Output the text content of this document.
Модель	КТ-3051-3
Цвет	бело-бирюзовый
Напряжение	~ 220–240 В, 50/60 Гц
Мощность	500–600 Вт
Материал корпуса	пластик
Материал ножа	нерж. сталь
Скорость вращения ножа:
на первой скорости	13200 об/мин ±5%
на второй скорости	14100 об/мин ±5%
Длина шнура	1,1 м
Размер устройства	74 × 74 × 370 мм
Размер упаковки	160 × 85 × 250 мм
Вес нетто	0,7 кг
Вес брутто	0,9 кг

════════

DIRECTION –
Word for word, extract all the records.

THE RESULT –
Output the text content of this document.
Модель	КТ-3051-3
Цвет	бело-бирюзовый
Напряжение	~ 220–240 В, 50/60 Гц
Мощность	500–600 Вт
Материал корпуса	пластик
Материал ножа	нерж. сталь
Скорость вращения ножа:
на первой скорости	13200 об/мин ±5%
на второй скорости	14100 об/мин ±5%
Длина шнура	1,1 м
Размер устройства	74 × 74 × 370 мм
Размер упаковки	160 × 85 × 250 мм
Вес нетто	0,7 кг
Вес брутто	0,9 кг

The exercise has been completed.